**Data supplied**
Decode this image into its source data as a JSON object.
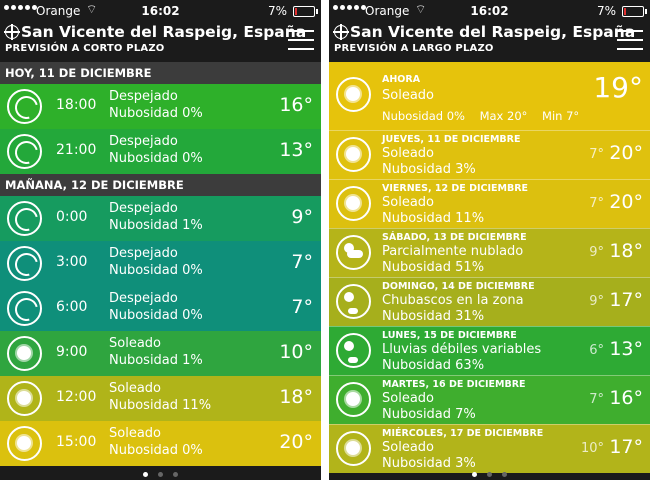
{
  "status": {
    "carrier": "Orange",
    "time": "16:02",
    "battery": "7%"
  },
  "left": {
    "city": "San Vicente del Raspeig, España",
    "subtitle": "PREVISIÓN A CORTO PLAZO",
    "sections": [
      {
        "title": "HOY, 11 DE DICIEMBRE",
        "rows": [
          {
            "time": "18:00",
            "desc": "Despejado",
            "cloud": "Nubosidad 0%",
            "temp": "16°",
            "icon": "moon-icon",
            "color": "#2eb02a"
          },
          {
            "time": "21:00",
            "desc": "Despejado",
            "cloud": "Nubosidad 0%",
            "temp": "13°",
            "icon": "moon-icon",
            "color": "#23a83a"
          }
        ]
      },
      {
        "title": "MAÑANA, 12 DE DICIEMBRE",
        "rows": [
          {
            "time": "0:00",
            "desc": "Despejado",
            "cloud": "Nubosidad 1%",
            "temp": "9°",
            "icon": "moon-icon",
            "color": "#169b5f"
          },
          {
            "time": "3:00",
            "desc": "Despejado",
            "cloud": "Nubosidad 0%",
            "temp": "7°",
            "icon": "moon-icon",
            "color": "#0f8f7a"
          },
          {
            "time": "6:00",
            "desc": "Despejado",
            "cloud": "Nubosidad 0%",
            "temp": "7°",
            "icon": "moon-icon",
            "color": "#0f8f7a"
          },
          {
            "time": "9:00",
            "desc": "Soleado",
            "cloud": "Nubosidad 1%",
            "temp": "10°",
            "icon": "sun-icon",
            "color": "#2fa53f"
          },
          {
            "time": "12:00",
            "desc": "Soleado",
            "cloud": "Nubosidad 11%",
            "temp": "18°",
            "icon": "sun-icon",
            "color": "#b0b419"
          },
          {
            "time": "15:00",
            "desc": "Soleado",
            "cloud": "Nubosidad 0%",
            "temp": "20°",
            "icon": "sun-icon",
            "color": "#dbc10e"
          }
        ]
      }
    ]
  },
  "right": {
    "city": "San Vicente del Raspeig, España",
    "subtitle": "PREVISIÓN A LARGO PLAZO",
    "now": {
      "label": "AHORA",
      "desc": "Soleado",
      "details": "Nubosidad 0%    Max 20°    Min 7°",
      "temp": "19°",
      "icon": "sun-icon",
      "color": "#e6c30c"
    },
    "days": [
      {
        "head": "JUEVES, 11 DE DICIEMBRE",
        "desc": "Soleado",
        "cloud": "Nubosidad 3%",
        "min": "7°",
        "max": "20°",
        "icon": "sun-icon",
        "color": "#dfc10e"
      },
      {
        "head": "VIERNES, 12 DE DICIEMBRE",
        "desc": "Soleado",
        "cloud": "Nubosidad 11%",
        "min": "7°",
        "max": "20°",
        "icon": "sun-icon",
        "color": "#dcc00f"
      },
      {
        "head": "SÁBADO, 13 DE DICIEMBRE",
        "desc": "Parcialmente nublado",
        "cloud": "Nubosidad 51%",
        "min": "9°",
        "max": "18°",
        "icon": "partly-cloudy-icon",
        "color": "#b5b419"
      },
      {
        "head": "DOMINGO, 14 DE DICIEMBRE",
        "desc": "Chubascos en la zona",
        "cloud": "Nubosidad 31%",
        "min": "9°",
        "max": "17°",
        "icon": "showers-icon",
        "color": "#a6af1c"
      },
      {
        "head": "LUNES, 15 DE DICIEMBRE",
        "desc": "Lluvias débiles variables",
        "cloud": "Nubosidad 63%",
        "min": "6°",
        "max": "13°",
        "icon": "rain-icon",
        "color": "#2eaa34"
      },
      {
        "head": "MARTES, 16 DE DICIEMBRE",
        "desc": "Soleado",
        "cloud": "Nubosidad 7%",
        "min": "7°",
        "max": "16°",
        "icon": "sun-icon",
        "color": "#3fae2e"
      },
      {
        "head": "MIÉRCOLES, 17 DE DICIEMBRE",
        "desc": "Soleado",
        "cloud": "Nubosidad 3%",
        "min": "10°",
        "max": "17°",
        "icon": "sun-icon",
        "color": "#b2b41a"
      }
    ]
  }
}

**Problem to work on**
Quote the material exactly. Pictures stay out.

**The response**
Decode this image into its source data as a JSON object.
{
  "status": {
    "carrier": "Orange",
    "time": "16:02",
    "battery": "7%"
  },
  "left": {
    "city": "San Vicente del Raspeig, España",
    "subtitle": "PREVISIÓN A CORTO PLAZO",
    "sections": [
      {
        "title": "HOY, 11 DE DICIEMBRE",
        "rows": [
          {
            "time": "18:00",
            "desc": "Despejado",
            "cloud": "Nubosidad 0%",
            "temp": "16°",
            "icon": "moon-icon",
            "color": "#2eb02a"
          },
          {
            "time": "21:00",
            "desc": "Despejado",
            "cloud": "Nubosidad 0%",
            "temp": "13°",
            "icon": "moon-icon",
            "color": "#23a83a"
          }
        ]
      },
      {
        "title": "MAÑANA, 12 DE DICIEMBRE",
        "rows": [
          {
            "time": "0:00",
            "desc": "Despejado",
            "cloud": "Nubosidad 1%",
            "temp": "9°",
            "icon": "moon-icon",
            "color": "#169b5f"
          },
          {
            "time": "3:00",
            "desc": "Despejado",
            "cloud": "Nubosidad 0%",
            "temp": "7°",
            "icon": "moon-icon",
            "color": "#0f8f7a"
          },
          {
            "time": "6:00",
            "desc": "Despejado",
            "cloud": "Nubosidad 0%",
            "temp": "7°",
            "icon": "moon-icon",
            "color": "#0f8f7a"
          },
          {
            "time": "9:00",
            "desc": "Soleado",
            "cloud": "Nubosidad 1%",
            "temp": "10°",
            "icon": "sun-icon",
            "color": "#2fa53f"
          },
          {
            "time": "12:00",
            "desc": "Soleado",
            "cloud": "Nubosidad 11%",
            "temp": "18°",
            "icon": "sun-icon",
            "color": "#b0b419"
          },
          {
            "time": "15:00",
            "desc": "Soleado",
            "cloud": "Nubosidad 0%",
            "temp": "20°",
            "icon": "sun-icon",
            "color": "#dbc10e"
          }
        ]
      }
    ]
  },
  "right": {
    "city": "San Vicente del Raspeig, España",
    "subtitle": "PREVISIÓN A LARGO PLAZO",
    "now": {
      "label": "AHORA",
      "desc": "Soleado",
      "details": "Nubosidad 0%    Max 20°    Min 7°",
      "temp": "19°",
      "icon": "sun-icon",
      "color": "#e6c30c"
    },
    "days": [
      {
        "head": "JUEVES, 11 DE DICIEMBRE",
        "desc": "Soleado",
        "cloud": "Nubosidad 3%",
        "min": "7°",
        "max": "20°",
        "icon": "sun-icon",
        "color": "#dfc10e"
      },
      {
        "head": "VIERNES, 12 DE DICIEMBRE",
        "desc": "Soleado",
        "cloud": "Nubosidad 11%",
        "min": "7°",
        "max": "20°",
        "icon": "sun-icon",
        "color": "#dcc00f"
      },
      {
        "head": "SÁBADO, 13 DE DICIEMBRE",
        "desc": "Parcialmente nublado",
        "cloud": "Nubosidad 51%",
        "min": "9°",
        "max": "18°",
        "icon": "partly-cloudy-icon",
        "color": "#b5b419"
      },
      {
        "head": "DOMINGO, 14 DE DICIEMBRE",
        "desc": "Chubascos en la zona",
        "cloud": "Nubosidad 31%",
        "min": "9°",
        "max": "17°",
        "icon": "showers-icon",
        "color": "#a6af1c"
      },
      {
        "head": "LUNES, 15 DE DICIEMBRE",
        "desc": "Lluvias débiles variables",
        "cloud": "Nubosidad 63%",
        "min": "6°",
        "max": "13°",
        "icon": "rain-icon",
        "color": "#2eaa34"
      },
      {
        "head": "MARTES, 16 DE DICIEMBRE",
        "desc": "Soleado",
        "cloud": "Nubosidad 7%",
        "min": "7°",
        "max": "16°",
        "icon": "sun-icon",
        "color": "#3fae2e"
      },
      {
        "head": "MIÉRCOLES, 17 DE DICIEMBRE",
        "desc": "Soleado",
        "cloud": "Nubosidad 3%",
        "min": "10°",
        "max": "17°",
        "icon": "sun-icon",
        "color": "#b2b41a"
      }
    ]
  }
}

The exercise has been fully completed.